===== EXERCISE INPUTS
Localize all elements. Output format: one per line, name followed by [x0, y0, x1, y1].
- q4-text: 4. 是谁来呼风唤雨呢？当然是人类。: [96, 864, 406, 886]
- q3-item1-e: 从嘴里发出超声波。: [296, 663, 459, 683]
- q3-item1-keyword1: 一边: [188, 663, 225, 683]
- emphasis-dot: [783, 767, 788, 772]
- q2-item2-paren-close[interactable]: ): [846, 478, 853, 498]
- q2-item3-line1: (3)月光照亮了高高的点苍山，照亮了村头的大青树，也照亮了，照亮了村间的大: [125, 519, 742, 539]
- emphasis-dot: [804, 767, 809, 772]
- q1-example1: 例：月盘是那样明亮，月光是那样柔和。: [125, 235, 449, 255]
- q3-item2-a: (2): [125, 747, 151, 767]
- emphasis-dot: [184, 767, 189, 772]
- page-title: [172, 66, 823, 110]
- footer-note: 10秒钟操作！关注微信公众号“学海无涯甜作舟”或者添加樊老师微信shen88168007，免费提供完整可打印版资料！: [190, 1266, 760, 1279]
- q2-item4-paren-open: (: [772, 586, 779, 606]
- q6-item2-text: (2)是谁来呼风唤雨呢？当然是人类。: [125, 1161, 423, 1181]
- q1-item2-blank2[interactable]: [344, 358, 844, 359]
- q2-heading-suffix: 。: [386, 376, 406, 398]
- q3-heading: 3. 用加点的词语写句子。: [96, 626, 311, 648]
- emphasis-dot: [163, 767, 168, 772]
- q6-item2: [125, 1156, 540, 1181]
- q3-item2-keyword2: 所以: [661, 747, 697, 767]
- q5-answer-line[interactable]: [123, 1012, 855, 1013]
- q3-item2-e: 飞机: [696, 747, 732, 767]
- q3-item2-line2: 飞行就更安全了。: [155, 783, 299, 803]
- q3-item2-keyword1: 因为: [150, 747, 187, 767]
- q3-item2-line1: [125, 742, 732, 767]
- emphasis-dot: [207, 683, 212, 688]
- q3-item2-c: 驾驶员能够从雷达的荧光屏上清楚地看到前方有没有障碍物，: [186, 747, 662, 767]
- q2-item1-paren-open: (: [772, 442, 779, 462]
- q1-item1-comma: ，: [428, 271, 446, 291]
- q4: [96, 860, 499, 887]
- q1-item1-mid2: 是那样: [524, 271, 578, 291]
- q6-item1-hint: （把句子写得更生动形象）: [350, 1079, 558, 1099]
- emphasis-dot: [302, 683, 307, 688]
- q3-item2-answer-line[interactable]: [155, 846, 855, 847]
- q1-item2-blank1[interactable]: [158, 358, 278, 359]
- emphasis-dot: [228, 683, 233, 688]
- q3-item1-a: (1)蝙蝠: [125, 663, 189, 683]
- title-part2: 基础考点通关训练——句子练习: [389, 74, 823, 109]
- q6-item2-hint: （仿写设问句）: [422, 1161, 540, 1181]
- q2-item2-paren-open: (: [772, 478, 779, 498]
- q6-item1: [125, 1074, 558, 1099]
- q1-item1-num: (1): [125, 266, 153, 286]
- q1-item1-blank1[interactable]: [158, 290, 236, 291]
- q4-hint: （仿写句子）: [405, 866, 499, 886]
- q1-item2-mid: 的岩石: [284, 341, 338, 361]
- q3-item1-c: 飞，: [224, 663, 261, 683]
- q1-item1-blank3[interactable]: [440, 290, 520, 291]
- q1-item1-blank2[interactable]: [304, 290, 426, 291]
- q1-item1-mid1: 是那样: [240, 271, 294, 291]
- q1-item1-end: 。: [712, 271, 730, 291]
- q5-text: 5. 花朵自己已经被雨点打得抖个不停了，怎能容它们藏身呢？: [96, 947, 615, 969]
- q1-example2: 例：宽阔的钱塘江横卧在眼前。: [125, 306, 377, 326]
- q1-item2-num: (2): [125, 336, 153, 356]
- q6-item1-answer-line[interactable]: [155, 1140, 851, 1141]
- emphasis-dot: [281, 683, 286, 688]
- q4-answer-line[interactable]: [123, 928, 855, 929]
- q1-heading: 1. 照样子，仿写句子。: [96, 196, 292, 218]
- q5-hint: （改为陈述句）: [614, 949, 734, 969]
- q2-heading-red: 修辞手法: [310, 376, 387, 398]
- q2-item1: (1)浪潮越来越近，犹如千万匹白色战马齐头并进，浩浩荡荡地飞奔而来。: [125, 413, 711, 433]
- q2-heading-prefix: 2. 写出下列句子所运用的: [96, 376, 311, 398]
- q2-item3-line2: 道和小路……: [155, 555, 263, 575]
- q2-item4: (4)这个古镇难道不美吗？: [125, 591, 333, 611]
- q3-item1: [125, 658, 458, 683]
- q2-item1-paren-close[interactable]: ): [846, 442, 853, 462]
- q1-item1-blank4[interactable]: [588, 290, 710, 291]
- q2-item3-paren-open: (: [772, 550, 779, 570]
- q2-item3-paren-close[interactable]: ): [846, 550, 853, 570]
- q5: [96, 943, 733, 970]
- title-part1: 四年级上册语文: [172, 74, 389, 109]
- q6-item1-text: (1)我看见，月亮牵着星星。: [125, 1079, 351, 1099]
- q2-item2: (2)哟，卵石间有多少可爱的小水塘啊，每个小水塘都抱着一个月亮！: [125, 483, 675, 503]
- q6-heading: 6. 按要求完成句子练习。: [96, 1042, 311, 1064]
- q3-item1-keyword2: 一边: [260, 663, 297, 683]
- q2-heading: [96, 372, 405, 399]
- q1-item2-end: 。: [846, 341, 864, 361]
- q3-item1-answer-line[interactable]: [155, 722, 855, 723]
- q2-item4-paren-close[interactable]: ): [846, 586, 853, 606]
==========
Substitute "stress-mark" for every occurrence of "emphasis-dot" in the lines above, and reproduce them otherwise unchanged.

CORRECT RESULT:
Localize all elements. Output format: one per line, name followed by [x0, y0, x1, y1].
- q4-text: 4. 是谁来呼风唤雨呢？当然是人类。: [96, 864, 406, 886]
- q3-item1-e: 从嘴里发出超声波。: [296, 663, 459, 683]
- q3-item1-keyword1: 一边: [188, 663, 225, 683]
- stress-mark: [783, 767, 788, 772]
- q2-item2-paren-close[interactable]: ): [846, 478, 853, 498]
- q2-item3-line1: (3)月光照亮了高高的点苍山，照亮了村头的大青树，也照亮了，照亮了村间的大: [125, 519, 742, 539]
- stress-mark: [804, 767, 809, 772]
- q1-example1: 例：月盘是那样明亮，月光是那样柔和。: [125, 235, 449, 255]
- q3-item2-a: (2): [125, 747, 151, 767]
- stress-mark: [184, 767, 189, 772]
- page-title: [172, 66, 823, 110]
- footer-note: 10秒钟操作！关注微信公众号“学海无涯甜作舟”或者添加樊老师微信shen88168007，免费提供完整可打印版资料！: [190, 1266, 760, 1279]
- q2-item4-paren-open: (: [772, 586, 779, 606]
- q6-item2-text: (2)是谁来呼风唤雨呢？当然是人类。: [125, 1161, 423, 1181]
- q1-item2-blank2[interactable]: [344, 358, 844, 359]
- q2-heading-suffix: 。: [386, 376, 406, 398]
- q3-heading: 3. 用加点的词语写句子。: [96, 626, 311, 648]
- stress-mark: [163, 767, 168, 772]
- q6-item2: [125, 1156, 540, 1181]
- q3-item2-keyword2: 所以: [661, 747, 697, 767]
- q5-answer-line[interactable]: [123, 1012, 855, 1013]
- q3-item2-e: 飞机: [696, 747, 732, 767]
- q3-item2-line2: 飞行就更安全了。: [155, 783, 299, 803]
- q3-item2-keyword1: 因为: [150, 747, 187, 767]
- q3-item2-line1: [125, 742, 732, 767]
- stress-mark: [207, 683, 212, 688]
- q3-item2-c: 驾驶员能够从雷达的荧光屏上清楚地看到前方有没有障碍物，: [186, 747, 662, 767]
- q2-item1-paren-open: (: [772, 442, 779, 462]
- q1-item1-comma: ，: [428, 271, 446, 291]
- q4: [96, 860, 499, 887]
- q1-item1-mid2: 是那样: [524, 271, 578, 291]
- q6-item1-hint: （把句子写得更生动形象）: [350, 1079, 558, 1099]
- stress-mark: [302, 683, 307, 688]
- q3-item2-answer-line[interactable]: [155, 846, 855, 847]
- q1-item2-blank1[interactable]: [158, 358, 278, 359]
- stress-mark: [228, 683, 233, 688]
- q3-item1-a: (1)蝙蝠: [125, 663, 189, 683]
- title-part2: 基础考点通关训练——句子练习: [389, 74, 823, 109]
- q6-item2-hint: （仿写设问句）: [422, 1161, 540, 1181]
- q2-item2-paren-open: (: [772, 478, 779, 498]
- q6-item1: [125, 1074, 558, 1099]
- q1-item1-num: (1): [125, 266, 153, 286]
- q1-item1-blank1[interactable]: [158, 290, 236, 291]
- q4-hint: （仿写句子）: [405, 866, 499, 886]
- q1-item2-mid: 的岩石: [284, 341, 338, 361]
- q3-item1-c: 飞，: [224, 663, 261, 683]
- q1-item1-blank3[interactable]: [440, 290, 520, 291]
- q1-item1-blank2[interactable]: [304, 290, 426, 291]
- q1-item1-mid1: 是那样: [240, 271, 294, 291]
- q1-item1-end: 。: [712, 271, 730, 291]
- q5-text: 5. 花朵自己已经被雨点打得抖个不停了，怎能容它们藏身呢？: [96, 947, 615, 969]
- q1-example2: 例：宽阔的钱塘江横卧在眼前。: [125, 306, 377, 326]
- q1-item2-num: (2): [125, 336, 153, 356]
- q6-item1-answer-line[interactable]: [155, 1140, 851, 1141]
- stress-mark: [281, 683, 286, 688]
- q4-answer-line[interactable]: [123, 928, 855, 929]
- q1-heading: 1. 照样子，仿写句子。: [96, 196, 292, 218]
- q5-hint: （改为陈述句）: [614, 949, 734, 969]
- q2-heading-red: 修辞手法: [310, 376, 387, 398]
- q2-item1: (1)浪潮越来越近，犹如千万匹白色战马齐头并进，浩浩荡荡地飞奔而来。: [125, 413, 711, 433]
- q2-heading-prefix: 2. 写出下列句子所运用的: [96, 376, 311, 398]
- q2-item3-line2: 道和小路……: [155, 555, 263, 575]
- q2-item4: (4)这个古镇难道不美吗？: [125, 591, 333, 611]
- q3-item1: [125, 658, 458, 683]
- q2-item1-paren-close[interactable]: ): [846, 442, 853, 462]
- q1-item1-blank4[interactable]: [588, 290, 710, 291]
- q2-item3-paren-open: (: [772, 550, 779, 570]
- q2-item3-paren-close[interactable]: ): [846, 550, 853, 570]
- q5: [96, 943, 733, 970]
- title-part1: 四年级上册语文: [172, 74, 389, 109]
- q6-item1-text: (1)我看见，月亮牵着星星。: [125, 1079, 351, 1099]
- q2-item2: (2)哟，卵石间有多少可爱的小水塘啊，每个小水塘都抱着一个月亮！: [125, 483, 675, 503]
- q6-heading: 6. 按要求完成句子练习。: [96, 1042, 311, 1064]
- q3-item1-keyword2: 一边: [260, 663, 297, 683]
- q2-heading: [96, 372, 405, 399]
- q1-item2-end: 。: [846, 341, 864, 361]
- q3-item1-answer-line[interactable]: [155, 722, 855, 723]
- q2-item4-paren-close[interactable]: ): [846, 586, 853, 606]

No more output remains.